(Dataset items)

• • • • • • •

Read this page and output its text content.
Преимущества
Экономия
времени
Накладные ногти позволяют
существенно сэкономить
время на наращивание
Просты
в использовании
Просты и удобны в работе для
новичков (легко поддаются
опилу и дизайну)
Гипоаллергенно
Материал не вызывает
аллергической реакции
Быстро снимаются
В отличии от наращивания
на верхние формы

• • • • • • •

- To do
Retype every entry word for word.

- Task solution
Read this page and output its text content.
Преимущества
Экономия
времени
Накладные ногти позволяют
существенно сэкономить
время на наращивание
Просты
в использовании
Просты и удобны в работе для
новичков (легко поддаются
опилу и дизайну)
Гипоаллергенно
Материал не вызывает
аллергической реакции
Быстро снимаются
В отличии от наращивания
на верхние формы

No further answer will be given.